↓
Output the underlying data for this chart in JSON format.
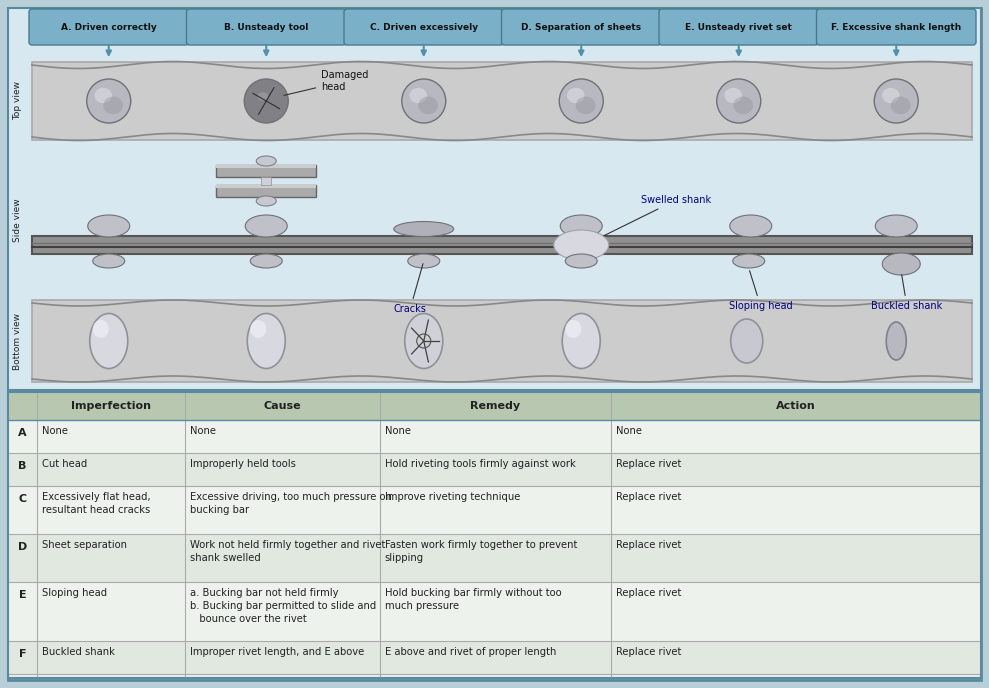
{
  "fig_width": 9.89,
  "fig_height": 6.88,
  "bg_color": "#b8cfd8",
  "outer_border_color": "#5a8a9f",
  "header_labels": [
    "A. Driven correctly",
    "B. Unsteady tool",
    "C. Driven excessively",
    "D. Separation of sheets",
    "E. Unsteady rivet set",
    "F. Excessive shank length"
  ],
  "header_bg": "#7ab0c8",
  "diagram_bg": "#d8e8f0",
  "table_header_bg": "#b8c8b0",
  "table_row_bg_odd": "#edf2ed",
  "table_row_bg_even": "#e0e8e0",
  "table_border": "#aaaaaa",
  "table_rows": [
    [
      "A",
      "None",
      "None",
      "None",
      "None"
    ],
    [
      "B",
      "Cut head",
      "Improperly held tools",
      "Hold riveting tools firmly against work",
      "Replace rivet"
    ],
    [
      "C",
      "Excessively flat head,\nresultant head cracks",
      "Excessive driving, too much pressure on\nbucking bar",
      "Improve riveting technique",
      "Replace rivet"
    ],
    [
      "D",
      "Sheet separation",
      "Work not held firmly together and rivet\nshank swelled",
      "Fasten work firmly together to prevent\nslipping",
      "Replace rivet"
    ],
    [
      "E",
      "Sloping head",
      "a. Bucking bar not held firmly\nb. Bucking bar permitted to slide and\n   bounce over the rivet",
      "Hold bucking bar firmly without too\nmuch pressure",
      "Replace rivet"
    ],
    [
      "F",
      "Buckled shank",
      "Improper rivet length, and E above",
      "E above and rivet of proper length",
      "Replace rivet"
    ]
  ]
}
↑
Task brief
Collect the complete line wherever the string "Hold" appears in the records.

Answer to this exercise
      "Hold riveting tools firmly against work",
      "Hold bucking bar firmly without too\nmuch pressure",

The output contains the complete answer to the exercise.